### [GIVEN REQUEST]
Extract exactly and only the lines of the data below, starting at the line with "What text is on this page?" and stopping after the final line.

### [GIVEN DATA]
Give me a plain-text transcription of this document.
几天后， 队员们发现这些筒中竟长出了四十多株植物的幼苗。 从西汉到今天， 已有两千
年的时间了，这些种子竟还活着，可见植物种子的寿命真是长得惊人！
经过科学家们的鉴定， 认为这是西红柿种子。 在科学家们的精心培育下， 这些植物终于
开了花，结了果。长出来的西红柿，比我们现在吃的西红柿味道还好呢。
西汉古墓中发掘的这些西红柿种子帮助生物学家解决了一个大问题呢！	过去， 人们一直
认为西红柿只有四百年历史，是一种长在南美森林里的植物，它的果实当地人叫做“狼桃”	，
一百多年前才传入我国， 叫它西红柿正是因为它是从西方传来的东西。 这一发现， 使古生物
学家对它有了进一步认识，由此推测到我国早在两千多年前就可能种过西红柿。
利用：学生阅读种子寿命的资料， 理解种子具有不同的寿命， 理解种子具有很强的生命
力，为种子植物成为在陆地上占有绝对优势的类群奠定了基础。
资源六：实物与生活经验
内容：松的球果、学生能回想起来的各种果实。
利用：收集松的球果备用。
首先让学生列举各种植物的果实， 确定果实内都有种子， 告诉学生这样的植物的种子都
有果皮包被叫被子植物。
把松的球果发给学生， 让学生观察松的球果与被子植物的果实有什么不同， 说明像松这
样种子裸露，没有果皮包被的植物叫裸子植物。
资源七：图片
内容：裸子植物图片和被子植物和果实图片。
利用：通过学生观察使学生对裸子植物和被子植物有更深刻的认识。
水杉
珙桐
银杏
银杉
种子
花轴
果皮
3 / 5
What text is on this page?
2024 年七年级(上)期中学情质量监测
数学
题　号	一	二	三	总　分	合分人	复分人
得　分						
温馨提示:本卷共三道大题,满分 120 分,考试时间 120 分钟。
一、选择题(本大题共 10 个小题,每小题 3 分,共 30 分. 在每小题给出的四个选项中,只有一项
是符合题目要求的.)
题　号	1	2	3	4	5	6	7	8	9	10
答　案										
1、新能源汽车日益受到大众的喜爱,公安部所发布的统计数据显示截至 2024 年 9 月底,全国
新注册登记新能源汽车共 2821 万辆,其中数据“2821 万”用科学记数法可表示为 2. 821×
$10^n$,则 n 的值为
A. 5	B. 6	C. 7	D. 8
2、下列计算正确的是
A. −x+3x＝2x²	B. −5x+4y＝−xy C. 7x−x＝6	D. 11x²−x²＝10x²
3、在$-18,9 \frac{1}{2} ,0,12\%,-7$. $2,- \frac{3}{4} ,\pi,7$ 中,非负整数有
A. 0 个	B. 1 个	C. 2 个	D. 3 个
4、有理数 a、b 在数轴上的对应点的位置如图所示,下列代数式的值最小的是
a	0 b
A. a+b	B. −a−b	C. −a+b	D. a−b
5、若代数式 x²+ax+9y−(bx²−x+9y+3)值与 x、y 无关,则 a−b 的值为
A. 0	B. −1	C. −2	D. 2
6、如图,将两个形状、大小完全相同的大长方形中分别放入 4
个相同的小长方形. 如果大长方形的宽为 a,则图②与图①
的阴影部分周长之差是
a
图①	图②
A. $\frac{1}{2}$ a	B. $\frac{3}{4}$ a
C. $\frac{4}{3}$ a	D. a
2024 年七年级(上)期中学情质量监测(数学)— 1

### [REPLY]
What text is on this page?
2024 年七年级(上)期中学情质量监测
数学
题　号	一	二	三	总　分	合分人	复分人
得　分						
温馨提示:本卷共三道大题,满分 120 分,考试时间 120 分钟。
一、选择题(本大题共 10 个小题,每小题 3 分,共 30 分. 在每小题给出的四个选项中,只有一项
是符合题目要求的.)
题　号	1	2	3	4	5	6	7	8	9	10
答　案										
1、新能源汽车日益受到大众的喜爱,公安部所发布的统计数据显示截至 2024 年 9 月底,全国
新注册登记新能源汽车共 2821 万辆,其中数据“2821 万”用科学记数法可表示为 2. 821×
$10^n$,则 n 的值为
A. 5	B. 6	C. 7	D. 8
2、下列计算正确的是
A. −x+3x＝2x²	B. −5x+4y＝−xy C. 7x−x＝6	D. 11x²−x²＝10x²
3、在$-18,9 \frac{1}{2} ,0,12\%,-7$. $2,- \frac{3}{4} ,\pi,7$ 中,非负整数有
A. 0 个	B. 1 个	C. 2 个	D. 3 个
4、有理数 a、b 在数轴上的对应点的位置如图所示,下列代数式的值最小的是
a	0 b
A. a+b	B. −a−b	C. −a+b	D. a−b
5、若代数式 x²+ax+9y−(bx²−x+9y+3)值与 x、y 无关,则 a−b 的值为
A. 0	B. −1	C. −2	D. 2
6、如图,将两个形状、大小完全相同的大长方形中分别放入 4
个相同的小长方形. 如果大长方形的宽为 a,则图②与图①
的阴影部分周长之差是
a
图①	图②
A. $\frac{1}{2}$ a	B. $\frac{3}{4}$ a
C. $\frac{4}{3}$ a	D. a
2024 年七年级(上)期中学情质量监测(数学)— 1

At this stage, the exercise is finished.